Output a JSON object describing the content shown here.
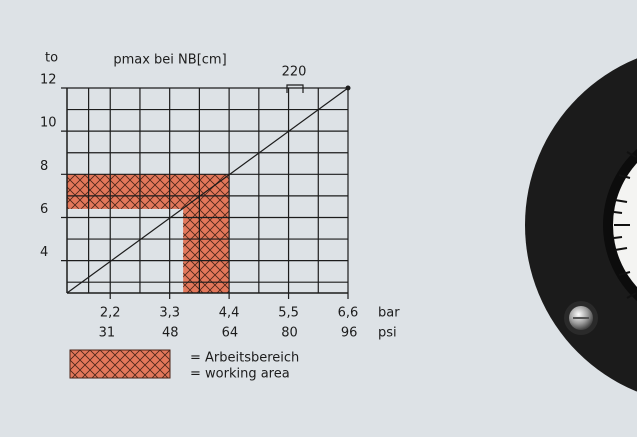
{
  "chart_data": {
    "type": "line",
    "title": "pmax bei NB[cm]",
    "y_label": "to",
    "x_label": "bar",
    "x2_label": "psi",
    "annotation": "220",
    "xlim": [
      1.4,
      6.6
    ],
    "xticks": [
      {
        "value": 2.2,
        "label": "2,2"
      },
      {
        "value": 3.3,
        "label": "3,3"
      },
      {
        "value": 4.4,
        "label": "4,4"
      },
      {
        "value": 5.5,
        "label": "5,5"
      },
      {
        "value": 6.6,
        "label": "6,6"
      }
    ],
    "x2lim": [
      20.3,
      95.7
    ],
    "x2ticks": [
      31,
      48,
      64,
      80,
      96
    ],
    "ylim": [
      2.5,
      12
    ],
    "yticks": [
      4,
      6,
      8,
      10,
      12
    ],
    "grid": true,
    "reference_line": {
      "x": [
        1.4,
        6.6
      ],
      "y": [
        2.5,
        12
      ]
    },
    "working_area": {
      "label_de": "= Arbeitsbereich",
      "label_en": "= working area",
      "color": "#e2775a",
      "x": [
        1.4,
        4.4,
        4.4,
        3.55,
        3.55,
        1.4
      ],
      "y": [
        8,
        8,
        2.5,
        2.5,
        6.4,
        6.4
      ]
    }
  }
}
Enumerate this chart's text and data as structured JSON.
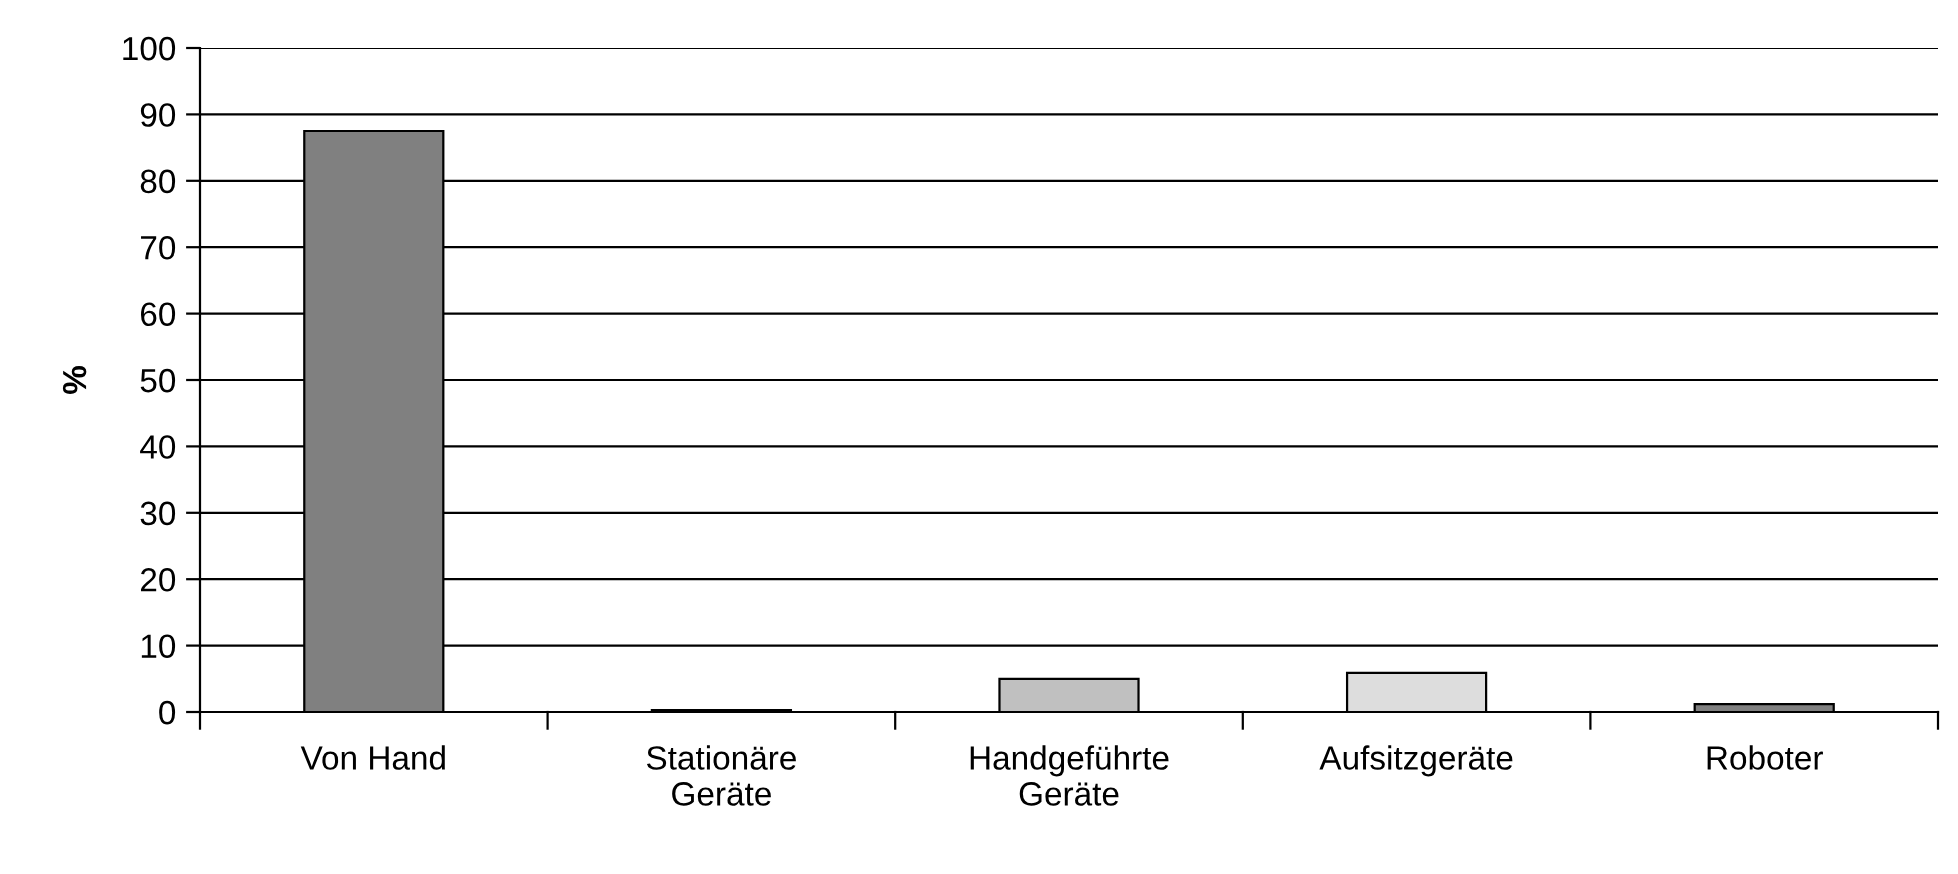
{
  "chart_data": {
    "type": "bar",
    "ylabel": "%",
    "categories": [
      "Von Hand",
      "Stationäre\nGeräte",
      "Handgeführte\nGeräte",
      "Aufsitzgeräte",
      "Roboter"
    ],
    "values": [
      87.5,
      0.3,
      5.0,
      5.9,
      1.2
    ],
    "colors": [
      "#808080",
      "#333333",
      "#c0c0c0",
      "#dddddd",
      "#808080"
    ],
    "ylim": [
      0,
      100
    ],
    "yticks": [
      0,
      10,
      20,
      30,
      40,
      50,
      60,
      70,
      80,
      90,
      100
    ],
    "grid": "y"
  }
}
------------------------------------
◆ What is required:
Images should not appear in the copy; retype the listing above exactly.

◆ Task output:
Output a JSON object describing the content shown here.
{
  "chart_data": {
    "type": "line",
    "title": "pmax bei NB[cm]",
    "y_label": "to",
    "x_label": "bar",
    "x2_label": "psi",
    "annotation": "220",
    "xlim": [
      1.4,
      6.6
    ],
    "xticks": [
      {
        "value": 2.2,
        "label": "2,2"
      },
      {
        "value": 3.3,
        "label": "3,3"
      },
      {
        "value": 4.4,
        "label": "4,4"
      },
      {
        "value": 5.5,
        "label": "5,5"
      },
      {
        "value": 6.6,
        "label": "6,6"
      }
    ],
    "x2lim": [
      20.3,
      95.7
    ],
    "x2ticks": [
      31,
      48,
      64,
      80,
      96
    ],
    "ylim": [
      2.5,
      12
    ],
    "yticks": [
      4,
      6,
      8,
      10,
      12
    ],
    "grid": true,
    "reference_line": {
      "x": [
        1.4,
        6.6
      ],
      "y": [
        2.5,
        12
      ]
    },
    "working_area": {
      "label_de": "= Arbeitsbereich",
      "label_en": "= working area",
      "color": "#e2775a",
      "x": [
        1.4,
        4.4,
        4.4,
        3.55,
        3.55,
        1.4
      ],
      "y": [
        8,
        8,
        2.5,
        2.5,
        6.4,
        6.4
      ]
    }
  }
}
Enumerate this chart's text and data as structured JSON.
{
  "chart_data": {
    "type": "bar",
    "ylabel": "%",
    "categories": [
      "Von Hand",
      "Stationäre\nGeräte",
      "Handgeführte\nGeräte",
      "Aufsitzgeräte",
      "Roboter"
    ],
    "values": [
      87.5,
      0.3,
      5.0,
      5.9,
      1.2
    ],
    "colors": [
      "#808080",
      "#333333",
      "#c0c0c0",
      "#dddddd",
      "#808080"
    ],
    "ylim": [
      0,
      100
    ],
    "yticks": [
      0,
      10,
      20,
      30,
      40,
      50,
      60,
      70,
      80,
      90,
      100
    ],
    "grid": "y"
  }
}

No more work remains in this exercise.